═════ Texto extraído ═════

Casi todos los profetas escritores utilizaron
acciones simbólicas -un tipo de
mímica- para hacer más comprensible su
mensaje: Oseas hizo de su matrimonio expresión del amor de Dios a su pueblo;
Elías derramó agua sobre las víctimas del Carmelo para implorar la lluvia; y
Jeremías realizó un montón de acciones simbólicas, no siempre fáciles de
entender.
El mensaje profético
abarca, en su conjunto, todo el depósito de la fe de Israel, pero cada profeta
subraya y desarrolla los aspectos doctrinales que eran más necesarios para sus
contemporáneos. No eran las mismas preocupaciones las que tenía Amós en el
siglo VIII a. C. que las de Ageo y Zacarías al final del siglo VI a. C. Pero a
pesar de todo ello, hay tres puntos en los que todos los profetas insisten con
más o menos intensidad: el monoteísmo, el mesianismo y la doctrina moral y
social. Repasémoslos un poco:
·
Monoteísmo:
Es el tema más importante de los oráculos proféticos, la fe en un Dios único. No
hay otro Dios que el Señor, donde Él es soberano absoluto de la historia, donde
otorga la victoria o la derrota, la soberanía o el destierro, orientándolo todo
a conseguir que los suyos vuelvan a Él, teniendo con Israel una relación
particular a través de la Alianza. Recuerdan que Dios es santo, trascendente y
la santidad del pueblo consiste en participar de la de su Dios; interpretando
el castigo como parte de su relación, donde el Señor no tiene más remedio que
ejercitarlo si Israel no cumple las exigencias de su elección, rehabilitándole,
ante su arrepentimiento, y poniendo de nuevo en orden su relación con él.

═════ Entradas del conjunto ═════

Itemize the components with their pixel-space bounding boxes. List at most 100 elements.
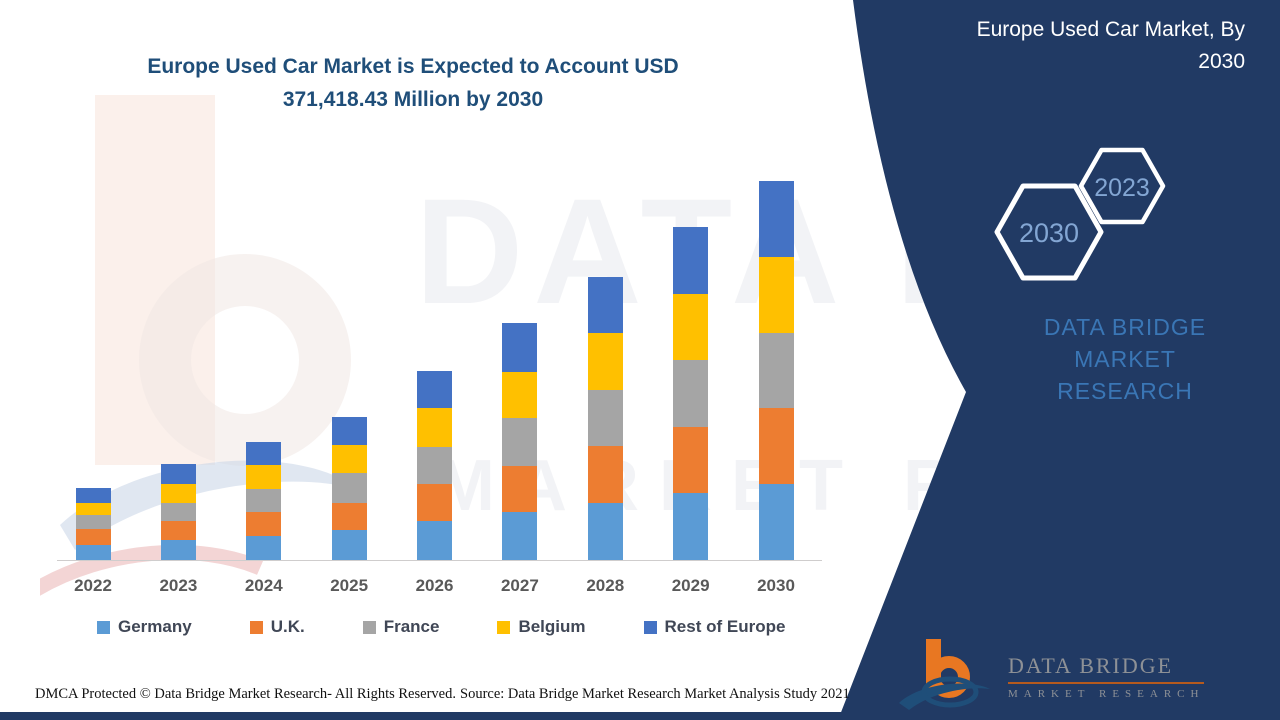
bar-segment-france-2025 <box>331 472 367 503</box>
bar-segment-rest-of-europe-2030 <box>758 181 794 257</box>
bar-segment-germany-2026 <box>417 520 452 560</box>
bar-segment-germany-2027 <box>502 512 538 560</box>
bar-segment-rest-of-europe-2026 <box>417 370 452 409</box>
bar-segment-u-k-2026 <box>417 483 452 521</box>
bar-2022 <box>75 488 111 560</box>
bar-segment-belgium-2027 <box>502 371 538 418</box>
legend-label-france: France <box>383 617 440 636</box>
bar-segment-france-2023 <box>160 502 196 522</box>
bar-segment-u-k-2022 <box>75 528 111 546</box>
x-axis-label-2028: 2028 <box>586 576 625 595</box>
bar-segment-france-2028 <box>587 389 623 446</box>
watermark-text-line2: MARKET RESEARCH <box>435 446 1280 526</box>
bar-segment-france-2027 <box>502 417 538 466</box>
bar-segment-germany-2028 <box>587 503 623 560</box>
bar-segment-germany-2022 <box>75 545 111 560</box>
bar-segment-germany-2025 <box>331 530 367 560</box>
bar-segment-france-2024 <box>246 488 282 512</box>
x-axis-label-2023: 2023 <box>159 576 198 595</box>
bar-segment-u-k-2030 <box>758 408 794 485</box>
bar-segment-u-k-2025 <box>331 502 367 531</box>
x-axis-label-2024: 2024 <box>244 576 283 595</box>
bar-segment-rest-of-europe-2023 <box>160 464 196 484</box>
footer-dmca-text: DMCA Protected © Data Bridge Market Rese… <box>35 686 456 702</box>
bar-segment-rest-of-europe-2029 <box>673 227 709 294</box>
legend-item-rest-of-europe: Rest of Europe <box>643 617 786 637</box>
bar-2026 <box>417 370 452 560</box>
brand-name-line1: DATA BRIDGE MARKET <box>1043 314 1207 372</box>
bar-segment-belgium-2026 <box>417 408 452 447</box>
x-axis-label-2026: 2026 <box>415 576 454 595</box>
logo-title: DATA BRIDGE <box>1008 653 1205 684</box>
data-bridge-logo: DATA BRIDGE MARKET RESEARCH <box>893 637 1205 715</box>
footer-source-text: Source: Data Bridge Market Research Mark… <box>460 686 850 702</box>
x-axis-label-2022: 2022 <box>74 576 112 595</box>
brand-name-line2: RESEARCH <box>1057 378 1193 404</box>
logo-subtitle: MARKET RESEARCH <box>1008 687 1205 700</box>
hexagon-2023-label: 2023 <box>1094 174 1150 202</box>
data-bridge-logo-icon <box>899 639 990 710</box>
x-axis-label-2030: 2030 <box>757 576 795 595</box>
bar-segment-rest-of-europe-2028 <box>587 276 623 334</box>
legend-swatch-u-k <box>249 620 263 634</box>
hexagon-2023-outline <box>1078 147 1166 225</box>
x-axis-line <box>57 560 822 561</box>
legend-item-france: France <box>362 617 440 637</box>
bar-segment-germany-2024 <box>246 535 282 560</box>
bar-segment-germany-2023 <box>160 540 196 560</box>
chart-title: Europe Used Car Market is Expected to Ac… <box>60 50 766 116</box>
hexagon-2030-outline <box>994 183 1104 281</box>
bar-segment-u-k-2028 <box>587 445 623 504</box>
legend-swatch-rest-of-europe <box>643 620 657 634</box>
panel-title-line2: 2030 <box>1198 50 1245 73</box>
bar-2023 <box>160 464 196 560</box>
bar-segment-rest-of-europe-2025 <box>331 417 367 446</box>
legend-label-rest-of-europe: Rest of Europe <box>664 617 786 636</box>
bar-segment-france-2029 <box>673 359 709 427</box>
bar-2030 <box>758 181 794 560</box>
bar-2025 <box>331 417 367 560</box>
bar-segment-france-2030 <box>758 333 794 409</box>
legend-item-belgium: Belgium <box>497 617 586 637</box>
bar-segment-belgium-2030 <box>758 256 794 334</box>
bar-segment-u-k-2029 <box>673 426 709 494</box>
panel-title: Europe Used Car Market, By 2030 <box>915 14 1245 78</box>
bar-segment-france-2026 <box>417 446 452 484</box>
bar-segment-belgium-2029 <box>673 293 709 360</box>
chart-title-line1: Europe Used Car Market is Expected to Ac… <box>147 55 679 78</box>
x-axis-label-2025: 2025 <box>330 576 369 595</box>
bar-2028 <box>587 276 623 560</box>
bar-2024 <box>246 442 282 560</box>
bar-segment-belgium-2023 <box>160 483 196 503</box>
bar-segment-germany-2029 <box>673 493 709 560</box>
panel-title-line1: Europe Used Car Market, By <box>976 18 1245 41</box>
legend-item-u-k: U.K. <box>249 617 305 637</box>
bar-segment-belgium-2025 <box>331 445 367 473</box>
bar-segment-rest-of-europe-2027 <box>502 322 538 372</box>
chart-legend: Germany U.K. France Belgium Rest of Europe <box>97 617 785 637</box>
legend-label-germany: Germany <box>118 617 192 636</box>
bar-segment-germany-2030 <box>758 484 794 560</box>
bar-segment-u-k-2024 <box>246 511 282 536</box>
bar-segment-belgium-2022 <box>75 502 111 516</box>
legend-label-u-k: U.K. <box>270 617 305 636</box>
x-axis-label-2029: 2029 <box>671 576 710 595</box>
legend-swatch-germany <box>97 620 110 634</box>
bar-segment-rest-of-europe-2024 <box>246 442 282 465</box>
bar-segment-u-k-2027 <box>502 465 538 513</box>
legend-label-belgium: Belgium <box>518 617 586 636</box>
bottom-navy-strip <box>0 712 1280 720</box>
bar-segment-rest-of-europe-2022 <box>75 488 111 503</box>
hexagon-2030-label: 2030 <box>1019 218 1079 248</box>
bar-segment-u-k-2023 <box>160 521 196 541</box>
brand-name: DATA BRIDGE MARKET RESEARCH <box>1000 311 1250 407</box>
bar-2027 <box>502 322 538 560</box>
bar-2029 <box>673 227 709 560</box>
legend-swatch-belgium <box>497 620 511 634</box>
bar-segment-france-2022 <box>75 515 111 529</box>
x-axis-label-2027: 2027 <box>500 576 539 595</box>
bar-segment-belgium-2024 <box>246 464 282 489</box>
chart-title-line2: 371,418.43 Million by 2030 <box>282 88 544 111</box>
bar-segment-belgium-2028 <box>587 333 623 390</box>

═════

| Tareas |
1. Traduce al inglés esta oración del texto sobre los profetas: "Es el tema más importante de los oráculos proféticos, la fe en un Dios único."
2. Retoma el texto sobre los profetas y continúalo a partir de su última oración.

| Respuestas dadas |
1. It is the most important theme of the prophetic oracles: faith in one God.

2.
·
El Mesianismo:
La esperanza mesiánica es la verdadera espina dorsal de los libros proféticos.
Surge de la profecía de Natán, para expresar su idea de que la salvación viene
al pueblo a través de la dinastía davídica, mediante un descendiente de David
(mesianismo Real) proyectando al futuro la idea mesiánica y fomentando la
esperanza en la próxima venida del “elegido del Señor”. Isaías, Miqueas y
Jeremías hacen claras referencias a la dinastía davídica, de la que surgirá un
vástago que reinará con la justicia del Señor; comportándose como verdadero
Hijo de Dios, no como los reyes que habían conocido. Para los profetas de la
época de la deportación y la restauración, la salvación vendrá a través del pueblo
o de uno nacido en él; un siervo del Señor que asumirá obedientemente el
castigo de todos. Los profetas post-exílicos hacen una espiritualización del
mesianismo que encuadran en una doctrina escatológica con el convencimiento de
que Dios llevará a cabo su obra salvífica a través de Israel, ya que Dios mismo
vendrá a reinar sobre la tierra; dando testimonio el libro de Daniel de que
será el Hijo del Hombre, un personaje humilde, al que Dios otorgará un reino
eterno y universal como esperanza de salvación. Es en el Nuevo Testamento donde
se reconoce a Jesús como el verdadero Mesías, asumiendo y trascendiendo toda la
línea mesiánica que desarrollaron los profetas: es descendiente de David, juzga
y salva al mundo, es el Hijo del Hombre y asume la figura del Siervo de Isaías
para traer la salvación definitiva y universal a los hombres.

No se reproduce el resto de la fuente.